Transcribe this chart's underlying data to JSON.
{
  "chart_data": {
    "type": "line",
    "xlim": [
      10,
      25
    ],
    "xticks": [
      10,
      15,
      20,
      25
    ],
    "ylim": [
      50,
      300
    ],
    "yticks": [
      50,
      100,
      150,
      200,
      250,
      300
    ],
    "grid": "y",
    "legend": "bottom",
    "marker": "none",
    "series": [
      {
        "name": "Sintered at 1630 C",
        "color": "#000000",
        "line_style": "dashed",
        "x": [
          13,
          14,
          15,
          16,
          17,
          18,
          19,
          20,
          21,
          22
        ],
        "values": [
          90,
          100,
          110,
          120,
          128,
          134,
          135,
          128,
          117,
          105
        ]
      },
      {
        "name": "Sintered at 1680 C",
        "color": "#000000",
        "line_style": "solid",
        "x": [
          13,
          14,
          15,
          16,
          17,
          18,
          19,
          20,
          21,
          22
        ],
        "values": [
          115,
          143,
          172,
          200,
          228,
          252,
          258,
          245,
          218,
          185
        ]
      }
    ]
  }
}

————

Emit the full listing verbatim.

Result below
Transcribe this chart's underlying data to JSON.
{
  "chart_data": {
    "type": "line",
    "xlim": [
      10,
      25
    ],
    "xticks": [
      10,
      15,
      20,
      25
    ],
    "ylim": [
      50,
      300
    ],
    "yticks": [
      50,
      100,
      150,
      200,
      250,
      300
    ],
    "grid": "y",
    "legend": "bottom",
    "marker": "none",
    "series": [
      {
        "name": "Sintered at 1630 C",
        "color": "#000000",
        "line_style": "dashed",
        "x": [
          13,
          14,
          15,
          16,
          17,
          18,
          19,
          20,
          21,
          22
        ],
        "values": [
          90,
          100,
          110,
          120,
          128,
          134,
          135,
          128,
          117,
          105
        ]
      },
      {
        "name": "Sintered at 1680 C",
        "color": "#000000",
        "line_style": "solid",
        "x": [
          13,
          14,
          15,
          16,
          17,
          18,
          19,
          20,
          21,
          22
        ],
        "values": [
          115,
          143,
          172,
          200,
          228,
          252,
          258,
          245,
          218,
          185
        ]
      }
    ]
  }
}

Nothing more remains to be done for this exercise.